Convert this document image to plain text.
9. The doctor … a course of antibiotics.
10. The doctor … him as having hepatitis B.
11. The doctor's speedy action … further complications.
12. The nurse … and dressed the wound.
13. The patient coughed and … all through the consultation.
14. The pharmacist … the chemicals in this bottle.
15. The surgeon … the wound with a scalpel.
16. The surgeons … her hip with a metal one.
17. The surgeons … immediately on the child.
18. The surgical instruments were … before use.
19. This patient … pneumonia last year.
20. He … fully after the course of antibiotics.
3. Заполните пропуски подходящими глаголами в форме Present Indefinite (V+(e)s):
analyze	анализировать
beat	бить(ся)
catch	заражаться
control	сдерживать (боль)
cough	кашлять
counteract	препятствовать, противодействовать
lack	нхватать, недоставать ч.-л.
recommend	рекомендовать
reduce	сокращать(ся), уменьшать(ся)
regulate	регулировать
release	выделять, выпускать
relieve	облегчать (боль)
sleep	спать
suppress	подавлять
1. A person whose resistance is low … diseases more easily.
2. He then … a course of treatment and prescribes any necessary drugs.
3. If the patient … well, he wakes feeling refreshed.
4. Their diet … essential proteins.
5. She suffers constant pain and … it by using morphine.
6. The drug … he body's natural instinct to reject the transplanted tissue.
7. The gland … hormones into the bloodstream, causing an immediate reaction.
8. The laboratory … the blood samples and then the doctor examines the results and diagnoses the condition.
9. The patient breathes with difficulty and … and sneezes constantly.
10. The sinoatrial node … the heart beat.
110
:::::
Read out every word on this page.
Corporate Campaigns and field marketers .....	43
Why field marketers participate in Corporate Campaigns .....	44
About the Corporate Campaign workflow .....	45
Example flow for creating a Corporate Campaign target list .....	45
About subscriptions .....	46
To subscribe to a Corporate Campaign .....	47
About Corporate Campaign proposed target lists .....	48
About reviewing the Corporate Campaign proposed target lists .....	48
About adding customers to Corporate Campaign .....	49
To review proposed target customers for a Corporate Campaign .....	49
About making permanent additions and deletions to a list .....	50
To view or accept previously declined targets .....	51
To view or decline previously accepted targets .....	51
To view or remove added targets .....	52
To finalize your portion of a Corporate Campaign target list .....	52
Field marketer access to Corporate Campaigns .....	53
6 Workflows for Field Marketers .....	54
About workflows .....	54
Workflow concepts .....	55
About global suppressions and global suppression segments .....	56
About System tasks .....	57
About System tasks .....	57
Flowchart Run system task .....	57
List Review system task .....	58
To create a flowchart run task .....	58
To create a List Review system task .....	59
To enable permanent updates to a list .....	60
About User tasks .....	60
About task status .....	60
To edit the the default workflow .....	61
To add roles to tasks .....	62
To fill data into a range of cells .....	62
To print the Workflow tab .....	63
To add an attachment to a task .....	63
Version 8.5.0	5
:::::
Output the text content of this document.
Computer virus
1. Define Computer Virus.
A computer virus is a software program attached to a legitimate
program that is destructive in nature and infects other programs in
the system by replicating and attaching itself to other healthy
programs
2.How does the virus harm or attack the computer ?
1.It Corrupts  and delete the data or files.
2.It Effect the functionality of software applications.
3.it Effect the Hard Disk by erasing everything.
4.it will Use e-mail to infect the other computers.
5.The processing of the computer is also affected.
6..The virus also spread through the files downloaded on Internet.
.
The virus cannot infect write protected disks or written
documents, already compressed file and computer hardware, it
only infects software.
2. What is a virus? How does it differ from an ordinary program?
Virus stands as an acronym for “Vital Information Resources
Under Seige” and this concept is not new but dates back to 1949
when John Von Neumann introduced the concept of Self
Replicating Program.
:::::
## [Problem requirements]
In the records above, some lines may contain the word "Campaigns"; copy every one of them.

## [Answer for the task]
Corporate Campaigns and field marketers .....	43
Why field marketers participate in Corporate Campaigns .....	44
Field marketer access to Corporate Campaigns .....	53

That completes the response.